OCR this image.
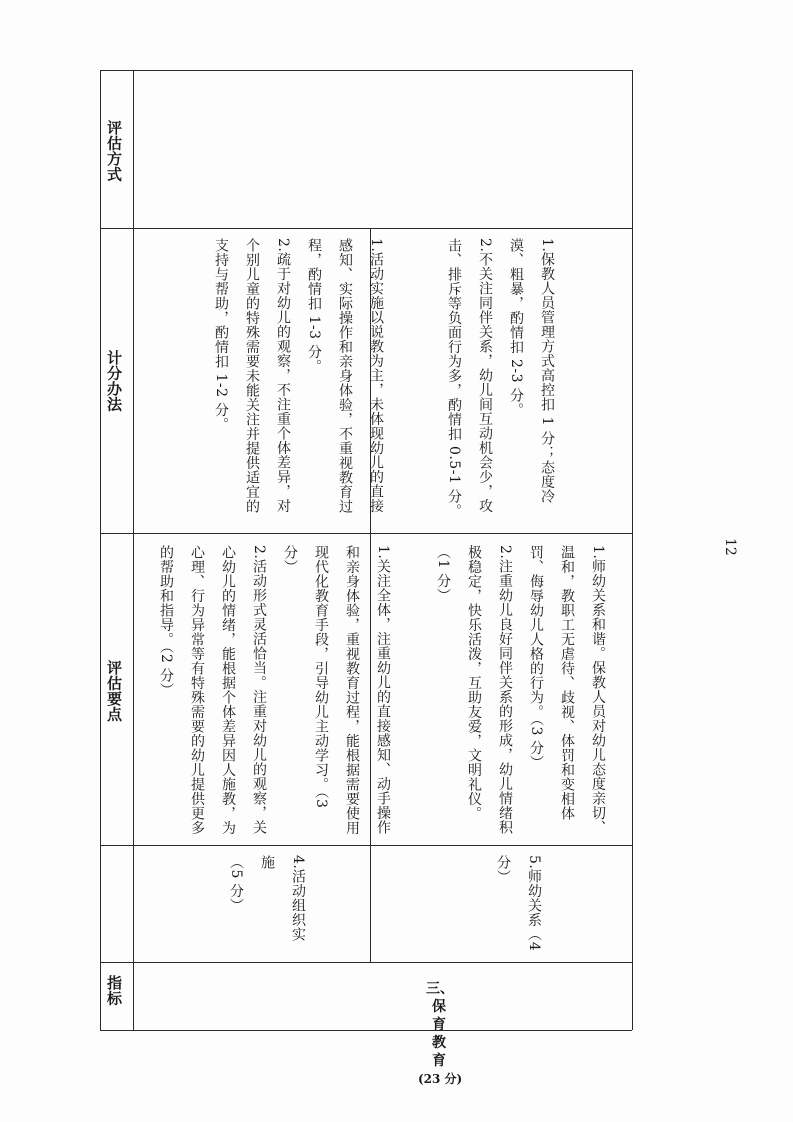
评估方式
计分办法
评估要点
指标	三、
保
育
教
育
(23 分)
4.活动组织实施
（5 分）
1.关注全体，注重幼儿的直接感知、动手操作和亲身体验，重视教育过程，能根据需要使用现代化教育手段，引导幼儿主动学习。（3 分）
2.活动形式灵活恰当。注重对幼儿的观察，关心幼儿的情绪，能根据个体差异因人施教，为心理、行为异常等有特殊需要的幼儿提供更多的帮助和指导。（2 分）
1.活动实施以说教为主，未体现幼儿的直接感知、实际操作和亲身体验，不重视教育过程，酌情扣 1-3 分。
2.疏于对幼儿的观察，不注重个体差异，对个别儿童的特殊需要未能关注并提供适宜的支持与帮助，酌情扣 1-2 分。
5.师幼关系（4 分）
1.师幼关系和谐。保教人员对幼儿态度亲切、温和，教职工无虐待、歧视、体罚和变相体罚、侮辱幼儿人格的行为。（3 分）
2.注重幼儿良好同伴关系的形成，幼儿情绪积极稳定，快乐活泼，互助友爱，文明礼仪。（1 分）
1.保教人员管理方式高控扣 1 分；态度冷漠、粗暴，酌情扣 2-3 分。
2.不关注同伴关系，幼儿间互动机会少，攻击、排斥等负面行为多，酌情扣 0.5-1 分。
12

_Task details_
Leave out the pictures and output every record above precisely as given.

_Result_
OCR this image.
评估方式
计分办法
评估要点
指标	三、
保
育
教
育
(23 分)
4.活动组织实施
（5 分）
1.关注全体，注重幼儿的直接感知、动手操作和亲身体验，重视教育过程，能根据需要使用现代化教育手段，引导幼儿主动学习。（3 分）
2.活动形式灵活恰当。注重对幼儿的观察，关心幼儿的情绪，能根据个体差异因人施教，为心理、行为异常等有特殊需要的幼儿提供更多的帮助和指导。（2 分）
1.活动实施以说教为主，未体现幼儿的直接感知、实际操作和亲身体验，不重视教育过程，酌情扣 1-3 分。
2.疏于对幼儿的观察，不注重个体差异，对个别儿童的特殊需要未能关注并提供适宜的支持与帮助，酌情扣 1-2 分。
5.师幼关系（4 分）
1.师幼关系和谐。保教人员对幼儿态度亲切、温和，教职工无虐待、歧视、体罚和变相体罚、侮辱幼儿人格的行为。（3 分）
2.注重幼儿良好同伴关系的形成，幼儿情绪积极稳定，快乐活泼，互助友爱，文明礼仪。（1 分）
1.保教人员管理方式高控扣 1 分；态度冷漠、粗暴，酌情扣 2-3 分。
2.不关注同伴关系，幼儿间互动机会少，攻击、排斥等负面行为多，酌情扣 0.5-1 分。
12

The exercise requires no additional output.